Collected data
━━━━━━━━━━

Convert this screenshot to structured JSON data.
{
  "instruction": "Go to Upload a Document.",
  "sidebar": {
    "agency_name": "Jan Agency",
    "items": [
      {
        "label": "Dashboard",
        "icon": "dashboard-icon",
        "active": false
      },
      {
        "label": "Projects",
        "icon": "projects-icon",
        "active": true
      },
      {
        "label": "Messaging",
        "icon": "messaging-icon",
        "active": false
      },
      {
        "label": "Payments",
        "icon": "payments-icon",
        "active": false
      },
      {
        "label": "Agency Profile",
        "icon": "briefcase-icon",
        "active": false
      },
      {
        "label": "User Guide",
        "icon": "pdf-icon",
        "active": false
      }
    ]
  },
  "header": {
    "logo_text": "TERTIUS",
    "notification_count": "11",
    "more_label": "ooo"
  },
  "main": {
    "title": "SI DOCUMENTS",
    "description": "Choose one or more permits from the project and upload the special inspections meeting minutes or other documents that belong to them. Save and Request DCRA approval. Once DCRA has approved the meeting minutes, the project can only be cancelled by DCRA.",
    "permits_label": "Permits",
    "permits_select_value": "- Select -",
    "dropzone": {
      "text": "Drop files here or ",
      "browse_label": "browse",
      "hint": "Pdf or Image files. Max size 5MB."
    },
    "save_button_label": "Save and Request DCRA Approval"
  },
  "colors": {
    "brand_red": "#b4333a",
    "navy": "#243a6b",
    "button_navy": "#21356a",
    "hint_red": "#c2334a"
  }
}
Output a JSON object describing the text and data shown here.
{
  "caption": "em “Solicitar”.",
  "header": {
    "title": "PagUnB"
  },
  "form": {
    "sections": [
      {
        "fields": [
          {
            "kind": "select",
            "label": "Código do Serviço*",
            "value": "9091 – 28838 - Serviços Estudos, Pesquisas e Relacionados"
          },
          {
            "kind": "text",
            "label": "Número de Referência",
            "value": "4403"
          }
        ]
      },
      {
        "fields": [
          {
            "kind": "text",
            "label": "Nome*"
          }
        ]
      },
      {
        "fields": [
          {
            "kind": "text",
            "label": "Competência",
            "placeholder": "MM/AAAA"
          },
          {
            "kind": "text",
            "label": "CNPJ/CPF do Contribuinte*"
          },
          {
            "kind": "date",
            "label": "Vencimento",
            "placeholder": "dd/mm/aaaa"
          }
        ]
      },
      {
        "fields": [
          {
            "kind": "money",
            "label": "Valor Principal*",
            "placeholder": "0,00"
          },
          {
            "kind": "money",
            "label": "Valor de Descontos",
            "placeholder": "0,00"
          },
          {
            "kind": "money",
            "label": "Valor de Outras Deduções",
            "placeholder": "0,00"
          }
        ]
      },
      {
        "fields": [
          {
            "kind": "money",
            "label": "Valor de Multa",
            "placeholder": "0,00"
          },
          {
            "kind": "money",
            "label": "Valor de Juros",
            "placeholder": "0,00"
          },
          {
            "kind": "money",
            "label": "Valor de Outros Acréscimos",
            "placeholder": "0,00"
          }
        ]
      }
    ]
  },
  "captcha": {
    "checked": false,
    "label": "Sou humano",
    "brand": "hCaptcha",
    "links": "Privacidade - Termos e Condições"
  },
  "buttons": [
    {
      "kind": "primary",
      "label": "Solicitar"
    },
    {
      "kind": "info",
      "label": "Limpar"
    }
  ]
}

━━━━━━━━━━

- Exercise
Take the entries above and copy them out exactly.

- Answer for the task
Convert this screenshot to structured JSON data.
{
  "instruction": "Go to Upload a Document.",
  "sidebar": {
    "agency_name": "Jan Agency",
    "items": [
      {
        "label": "Dashboard",
        "icon": "dashboard-icon",
        "active": false
      },
      {
        "label": "Projects",
        "icon": "projects-icon",
        "active": true
      },
      {
        "label": "Messaging",
        "icon": "messaging-icon",
        "active": false
      },
      {
        "label": "Payments",
        "icon": "payments-icon",
        "active": false
      },
      {
        "label": "Agency Profile",
        "icon": "briefcase-icon",
        "active": false
      },
      {
        "label": "User Guide",
        "icon": "pdf-icon",
        "active": false
      }
    ]
  },
  "header": {
    "logo_text": "TERTIUS",
    "notification_count": "11",
    "more_label": "ooo"
  },
  "main": {
    "title": "SI DOCUMENTS",
    "description": "Choose one or more permits from the project and upload the special inspections meeting minutes or other documents that belong to them. Save and Request DCRA approval. Once DCRA has approved the meeting minutes, the project can only be cancelled by DCRA.",
    "permits_label": "Permits",
    "permits_select_value": "- Select -",
    "dropzone": {
      "text": "Drop files here or ",
      "browse_label": "browse",
      "hint": "Pdf or Image files. Max size 5MB."
    },
    "save_button_label": "Save and Request DCRA Approval"
  },
  "colors": {
    "brand_red": "#b4333a",
    "navy": "#243a6b",
    "button_navy": "#21356a",
    "hint_red": "#c2334a"
  }
}
Output a JSON object describing the text and data shown here.
{
  "caption": "em “Solicitar”.",
  "header": {
    "title": "PagUnB"
  },
  "form": {
    "sections": [
      {
        "fields": [
          {
            "kind": "select",
            "label": "Código do Serviço*",
            "value": "9091 – 28838 - Serviços Estudos, Pesquisas e Relacionados"
          },
          {
            "kind": "text",
            "label": "Número de Referência",
            "value": "4403"
          }
        ]
      },
      {
        "fields": [
          {
            "kind": "text",
            "label": "Nome*"
          }
        ]
      },
      {
        "fields": [
          {
            "kind": "text",
            "label": "Competência",
            "placeholder": "MM/AAAA"
          },
          {
            "kind": "text",
            "label": "CNPJ/CPF do Contribuinte*"
          },
          {
            "kind": "date",
            "label": "Vencimento",
            "placeholder": "dd/mm/aaaa"
          }
        ]
      },
      {
        "fields": [
          {
            "kind": "money",
            "label": "Valor Principal*",
            "placeholder": "0,00"
          },
          {
            "kind": "money",
            "label": "Valor de Descontos",
            "placeholder": "0,00"
          },
          {
            "kind": "money",
            "label": "Valor de Outras Deduções",
            "placeholder": "0,00"
          }
        ]
      },
      {
        "fields": [
          {
            "kind": "money",
            "label": "Valor de Multa",
            "placeholder": "0,00"
          },
          {
            "kind": "money",
            "label": "Valor de Juros",
            "placeholder": "0,00"
          },
          {
            "kind": "money",
            "label": "Valor de Outros Acréscimos",
            "placeholder": "0,00"
          }
        ]
      }
    ]
  },
  "captcha": {
    "checked": false,
    "label": "Sou humano",
    "brand": "hCaptcha",
    "links": "Privacidade - Termos e Condições"
  },
  "buttons": [
    {
      "kind": "primary",
      "label": "Solicitar"
    },
    {
      "kind": "info",
      "label": "Limpar"
    }
  ]
}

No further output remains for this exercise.